**** Data shown ****

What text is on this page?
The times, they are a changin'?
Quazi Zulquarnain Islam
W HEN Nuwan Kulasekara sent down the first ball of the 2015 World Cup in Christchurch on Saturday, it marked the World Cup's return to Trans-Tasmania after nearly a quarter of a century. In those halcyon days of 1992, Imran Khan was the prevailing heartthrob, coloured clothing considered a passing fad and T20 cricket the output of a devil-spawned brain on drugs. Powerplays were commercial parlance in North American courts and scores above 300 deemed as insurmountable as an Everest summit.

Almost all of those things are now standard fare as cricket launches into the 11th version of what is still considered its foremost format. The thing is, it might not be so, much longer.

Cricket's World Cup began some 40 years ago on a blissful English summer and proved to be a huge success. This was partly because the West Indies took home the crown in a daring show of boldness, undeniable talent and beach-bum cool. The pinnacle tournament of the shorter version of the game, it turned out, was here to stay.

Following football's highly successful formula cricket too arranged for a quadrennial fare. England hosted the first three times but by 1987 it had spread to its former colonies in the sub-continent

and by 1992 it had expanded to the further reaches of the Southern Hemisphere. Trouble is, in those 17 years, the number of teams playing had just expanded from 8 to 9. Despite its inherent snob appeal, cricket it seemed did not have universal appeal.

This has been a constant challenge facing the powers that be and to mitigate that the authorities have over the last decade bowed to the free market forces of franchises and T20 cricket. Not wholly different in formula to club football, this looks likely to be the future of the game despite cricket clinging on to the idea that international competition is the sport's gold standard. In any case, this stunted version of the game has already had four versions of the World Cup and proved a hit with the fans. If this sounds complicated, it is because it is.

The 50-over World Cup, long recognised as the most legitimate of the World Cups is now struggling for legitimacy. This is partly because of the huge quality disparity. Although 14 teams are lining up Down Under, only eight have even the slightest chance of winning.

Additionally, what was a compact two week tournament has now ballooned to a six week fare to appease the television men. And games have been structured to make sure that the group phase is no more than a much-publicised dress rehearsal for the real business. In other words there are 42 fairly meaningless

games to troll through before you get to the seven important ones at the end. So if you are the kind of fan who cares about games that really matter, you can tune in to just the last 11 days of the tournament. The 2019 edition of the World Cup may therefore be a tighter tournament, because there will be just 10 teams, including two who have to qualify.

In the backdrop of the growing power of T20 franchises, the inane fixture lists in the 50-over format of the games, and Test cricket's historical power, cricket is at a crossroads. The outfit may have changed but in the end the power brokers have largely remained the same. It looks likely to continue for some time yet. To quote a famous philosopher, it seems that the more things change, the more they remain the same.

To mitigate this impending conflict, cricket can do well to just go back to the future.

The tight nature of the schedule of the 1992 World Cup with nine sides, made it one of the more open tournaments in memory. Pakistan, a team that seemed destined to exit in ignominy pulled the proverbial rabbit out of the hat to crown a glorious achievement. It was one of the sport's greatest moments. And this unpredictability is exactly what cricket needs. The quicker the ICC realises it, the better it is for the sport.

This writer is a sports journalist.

****

[Given instruction]: Filter the data for the string "times" and copy every line that has it.

[Response to this task]:
The times, they are a changin'?
Following football's highly successful formula cricket too arranged for a quadrennial fare. England hosted the first three times but by 1987 it had spread to its former colonies in the sub-continent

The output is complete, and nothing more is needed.